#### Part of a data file

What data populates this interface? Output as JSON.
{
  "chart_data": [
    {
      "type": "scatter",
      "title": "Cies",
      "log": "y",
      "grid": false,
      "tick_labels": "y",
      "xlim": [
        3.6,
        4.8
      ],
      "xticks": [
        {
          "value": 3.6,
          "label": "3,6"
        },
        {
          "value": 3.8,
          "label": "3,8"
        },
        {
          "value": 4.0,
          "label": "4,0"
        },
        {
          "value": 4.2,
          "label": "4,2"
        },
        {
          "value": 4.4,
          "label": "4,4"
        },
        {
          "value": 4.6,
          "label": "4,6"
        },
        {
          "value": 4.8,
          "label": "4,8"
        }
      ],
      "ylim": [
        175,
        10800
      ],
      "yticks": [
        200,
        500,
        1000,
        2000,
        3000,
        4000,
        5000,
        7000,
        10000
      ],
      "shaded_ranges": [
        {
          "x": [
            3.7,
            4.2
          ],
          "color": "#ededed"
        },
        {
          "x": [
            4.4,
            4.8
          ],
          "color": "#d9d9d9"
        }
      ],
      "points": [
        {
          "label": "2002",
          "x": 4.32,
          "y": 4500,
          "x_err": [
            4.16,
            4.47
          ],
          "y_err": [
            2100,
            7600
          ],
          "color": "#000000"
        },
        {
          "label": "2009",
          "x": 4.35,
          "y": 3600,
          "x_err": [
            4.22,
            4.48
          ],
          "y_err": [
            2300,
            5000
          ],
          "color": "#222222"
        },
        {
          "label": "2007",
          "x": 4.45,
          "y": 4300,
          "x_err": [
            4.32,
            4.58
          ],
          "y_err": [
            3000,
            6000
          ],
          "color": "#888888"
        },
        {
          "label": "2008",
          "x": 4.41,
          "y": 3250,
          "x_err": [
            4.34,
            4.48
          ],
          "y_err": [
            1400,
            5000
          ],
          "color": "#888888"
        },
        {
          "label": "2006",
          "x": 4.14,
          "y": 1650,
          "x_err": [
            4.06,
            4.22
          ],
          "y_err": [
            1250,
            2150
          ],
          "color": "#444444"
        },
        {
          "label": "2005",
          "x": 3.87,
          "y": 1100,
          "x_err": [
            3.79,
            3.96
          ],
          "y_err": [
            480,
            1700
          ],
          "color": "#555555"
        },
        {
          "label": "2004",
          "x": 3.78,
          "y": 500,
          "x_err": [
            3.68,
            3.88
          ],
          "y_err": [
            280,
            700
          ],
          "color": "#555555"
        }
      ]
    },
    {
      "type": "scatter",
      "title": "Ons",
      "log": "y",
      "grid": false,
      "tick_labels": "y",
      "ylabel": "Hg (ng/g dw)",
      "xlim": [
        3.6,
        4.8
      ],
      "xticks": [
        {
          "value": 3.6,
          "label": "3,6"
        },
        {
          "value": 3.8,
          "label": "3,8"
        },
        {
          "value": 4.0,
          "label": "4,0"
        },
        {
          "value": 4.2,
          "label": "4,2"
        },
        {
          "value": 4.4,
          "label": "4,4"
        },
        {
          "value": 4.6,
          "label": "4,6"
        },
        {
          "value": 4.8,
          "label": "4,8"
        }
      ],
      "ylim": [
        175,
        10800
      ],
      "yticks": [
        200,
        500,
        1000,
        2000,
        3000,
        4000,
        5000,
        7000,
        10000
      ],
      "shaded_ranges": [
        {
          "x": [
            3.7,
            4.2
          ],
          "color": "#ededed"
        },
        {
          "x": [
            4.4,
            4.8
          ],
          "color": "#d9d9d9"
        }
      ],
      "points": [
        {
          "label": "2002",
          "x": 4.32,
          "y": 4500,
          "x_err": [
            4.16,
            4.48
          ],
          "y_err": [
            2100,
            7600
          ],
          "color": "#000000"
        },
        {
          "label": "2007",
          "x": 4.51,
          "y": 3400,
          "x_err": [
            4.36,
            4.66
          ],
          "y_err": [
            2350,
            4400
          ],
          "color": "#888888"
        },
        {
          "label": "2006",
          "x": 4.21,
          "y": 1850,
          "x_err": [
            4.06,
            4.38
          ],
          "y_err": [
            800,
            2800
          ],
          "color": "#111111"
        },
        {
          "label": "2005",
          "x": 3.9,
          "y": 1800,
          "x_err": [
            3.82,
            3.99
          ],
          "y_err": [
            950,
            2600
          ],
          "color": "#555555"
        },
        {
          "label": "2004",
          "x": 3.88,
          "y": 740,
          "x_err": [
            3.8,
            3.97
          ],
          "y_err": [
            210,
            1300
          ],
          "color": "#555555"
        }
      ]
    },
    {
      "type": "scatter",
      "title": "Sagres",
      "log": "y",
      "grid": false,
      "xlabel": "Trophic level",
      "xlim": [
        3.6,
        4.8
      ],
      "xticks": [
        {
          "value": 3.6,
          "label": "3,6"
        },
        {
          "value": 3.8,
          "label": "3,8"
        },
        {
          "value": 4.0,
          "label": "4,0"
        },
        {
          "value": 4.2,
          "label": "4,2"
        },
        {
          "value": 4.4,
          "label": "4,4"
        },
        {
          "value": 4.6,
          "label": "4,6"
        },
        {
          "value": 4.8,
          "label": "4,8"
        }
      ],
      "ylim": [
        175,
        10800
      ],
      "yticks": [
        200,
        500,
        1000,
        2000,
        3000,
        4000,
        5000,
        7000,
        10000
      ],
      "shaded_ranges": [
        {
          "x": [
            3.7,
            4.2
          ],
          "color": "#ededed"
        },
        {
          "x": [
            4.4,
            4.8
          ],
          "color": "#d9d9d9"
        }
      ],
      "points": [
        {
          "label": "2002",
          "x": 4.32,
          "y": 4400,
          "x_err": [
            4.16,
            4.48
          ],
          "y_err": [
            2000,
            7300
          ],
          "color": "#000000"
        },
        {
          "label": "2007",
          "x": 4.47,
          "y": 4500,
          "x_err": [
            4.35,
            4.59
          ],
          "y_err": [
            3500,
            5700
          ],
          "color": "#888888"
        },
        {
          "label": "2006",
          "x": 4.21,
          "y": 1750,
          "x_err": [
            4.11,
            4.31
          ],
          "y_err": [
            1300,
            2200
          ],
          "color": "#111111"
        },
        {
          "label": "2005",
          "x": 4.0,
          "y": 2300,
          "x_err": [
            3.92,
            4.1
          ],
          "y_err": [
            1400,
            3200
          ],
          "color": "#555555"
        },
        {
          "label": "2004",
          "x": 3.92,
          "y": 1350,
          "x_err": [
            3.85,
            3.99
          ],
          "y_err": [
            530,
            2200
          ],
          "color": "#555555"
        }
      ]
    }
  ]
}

#### Work instructions
Exactly reproduce every line found in the records.

#### Exercise output
What data populates this interface? Output as JSON.
{
  "chart_data": [
    {
      "type": "scatter",
      "title": "Cies",
      "log": "y",
      "grid": false,
      "tick_labels": "y",
      "xlim": [
        3.6,
        4.8
      ],
      "xticks": [
        {
          "value": 3.6,
          "label": "3,6"
        },
        {
          "value": 3.8,
          "label": "3,8"
        },
        {
          "value": 4.0,
          "label": "4,0"
        },
        {
          "value": 4.2,
          "label": "4,2"
        },
        {
          "value": 4.4,
          "label": "4,4"
        },
        {
          "value": 4.6,
          "label": "4,6"
        },
        {
          "value": 4.8,
          "label": "4,8"
        }
      ],
      "ylim": [
        175,
        10800
      ],
      "yticks": [
        200,
        500,
        1000,
        2000,
        3000,
        4000,
        5000,
        7000,
        10000
      ],
      "shaded_ranges": [
        {
          "x": [
            3.7,
            4.2
          ],
          "color": "#ededed"
        },
        {
          "x": [
            4.4,
            4.8
          ],
          "color": "#d9d9d9"
        }
      ],
      "points": [
        {
          "label": "2002",
          "x": 4.32,
          "y": 4500,
          "x_err": [
            4.16,
            4.47
          ],
          "y_err": [
            2100,
            7600
          ],
          "color": "#000000"
        },
        {
          "label": "2009",
          "x": 4.35,
          "y": 3600,
          "x_err": [
            4.22,
            4.48
          ],
          "y_err": [
            2300,
            5000
          ],
          "color": "#222222"
        },
        {
          "label": "2007",
          "x": 4.45,
          "y": 4300,
          "x_err": [
            4.32,
            4.58
          ],
          "y_err": [
            3000,
            6000
          ],
          "color": "#888888"
        },
        {
          "label": "2008",
          "x": 4.41,
          "y": 3250,
          "x_err": [
            4.34,
            4.48
          ],
          "y_err": [
            1400,
            5000
          ],
          "color": "#888888"
        },
        {
          "label": "2006",
          "x": 4.14,
          "y": 1650,
          "x_err": [
            4.06,
            4.22
          ],
          "y_err": [
            1250,
            2150
          ],
          "color": "#444444"
        },
        {
          "label": "2005",
          "x": 3.87,
          "y": 1100,
          "x_err": [
            3.79,
            3.96
          ],
          "y_err": [
            480,
            1700
          ],
          "color": "#555555"
        },
        {
          "label": "2004",
          "x": 3.78,
          "y": 500,
          "x_err": [
            3.68,
            3.88
          ],
          "y_err": [
            280,
            700
          ],
          "color": "#555555"
        }
      ]
    },
    {
      "type": "scatter",
      "title": "Ons",
      "log": "y",
      "grid": false,
      "tick_labels": "y",
      "ylabel": "Hg (ng/g dw)",
      "xlim": [
        3.6,
        4.8
      ],
      "xticks": [
        {
          "value": 3.6,
          "label": "3,6"
        },
        {
          "value": 3.8,
          "label": "3,8"
        },
        {
          "value": 4.0,
          "label": "4,0"
        },
        {
          "value": 4.2,
          "label": "4,2"
        },
        {
          "value": 4.4,
          "label": "4,4"
        },
        {
          "value": 4.6,
          "label": "4,6"
        },
        {
          "value": 4.8,
          "label": "4,8"
        }
      ],
      "ylim": [
        175,
        10800
      ],
      "yticks": [
        200,
        500,
        1000,
        2000,
        3000,
        4000,
        5000,
        7000,
        10000
      ],
      "shaded_ranges": [
        {
          "x": [
            3.7,
            4.2
          ],
          "color": "#ededed"
        },
        {
          "x": [
            4.4,
            4.8
          ],
          "color": "#d9d9d9"
        }
      ],
      "points": [
        {
          "label": "2002",
          "x": 4.32,
          "y": 4500,
          "x_err": [
            4.16,
            4.48
          ],
          "y_err": [
            2100,
            7600
          ],
          "color": "#000000"
        },
        {
          "label": "2007",
          "x": 4.51,
          "y": 3400,
          "x_err": [
            4.36,
            4.66
          ],
          "y_err": [
            2350,
            4400
          ],
          "color": "#888888"
        },
        {
          "label": "2006",
          "x": 4.21,
          "y": 1850,
          "x_err": [
            4.06,
            4.38
          ],
          "y_err": [
            800,
            2800
          ],
          "color": "#111111"
        },
        {
          "label": "2005",
          "x": 3.9,
          "y": 1800,
          "x_err": [
            3.82,
            3.99
          ],
          "y_err": [
            950,
            2600
          ],
          "color": "#555555"
        },
        {
          "label": "2004",
          "x": 3.88,
          "y": 740,
          "x_err": [
            3.8,
            3.97
          ],
          "y_err": [
            210,
            1300
          ],
          "color": "#555555"
        }
      ]
    },
    {
      "type": "scatter",
      "title": "Sagres",
      "log": "y",
      "grid": false,
      "xlabel": "Trophic level",
      "xlim": [
        3.6,
        4.8
      ],
      "xticks": [
        {
          "value": 3.6,
          "label": "3,6"
        },
        {
          "value": 3.8,
          "label": "3,8"
        },
        {
          "value": 4.0,
          "label": "4,0"
        },
        {
          "value": 4.2,
          "label": "4,2"
        },
        {
          "value": 4.4,
          "label": "4,4"
        },
        {
          "value": 4.6,
          "label": "4,6"
        },
        {
          "value": 4.8,
          "label": "4,8"
        }
      ],
      "ylim": [
        175,
        10800
      ],
      "yticks": [
        200,
        500,
        1000,
        2000,
        3000,
        4000,
        5000,
        7000,
        10000
      ],
      "shaded_ranges": [
        {
          "x": [
            3.7,
            4.2
          ],
          "color": "#ededed"
        },
        {
          "x": [
            4.4,
            4.8
          ],
          "color": "#d9d9d9"
        }
      ],
      "points": [
        {
          "label": "2002",
          "x": 4.32,
          "y": 4400,
          "x_err": [
            4.16,
            4.48
          ],
          "y_err": [
            2000,
            7300
          ],
          "color": "#000000"
        },
        {
          "label": "2007",
          "x": 4.47,
          "y": 4500,
          "x_err": [
            4.35,
            4.59
          ],
          "y_err": [
            3500,
            5700
          ],
          "color": "#888888"
        },
        {
          "label": "2006",
          "x": 4.21,
          "y": 1750,
          "x_err": [
            4.11,
            4.31
          ],
          "y_err": [
            1300,
            2200
          ],
          "color": "#111111"
        },
        {
          "label": "2005",
          "x": 4.0,
          "y": 2300,
          "x_err": [
            3.92,
            4.1
          ],
          "y_err": [
            1400,
            3200
          ],
          "color": "#555555"
        },
        {
          "label": "2004",
          "x": 3.92,
          "y": 1350,
          "x_err": [
            3.85,
            3.99
          ],
          "y_err": [
            530,
            2200
          ],
          "color": "#555555"
        }
      ]
    }
  ]
}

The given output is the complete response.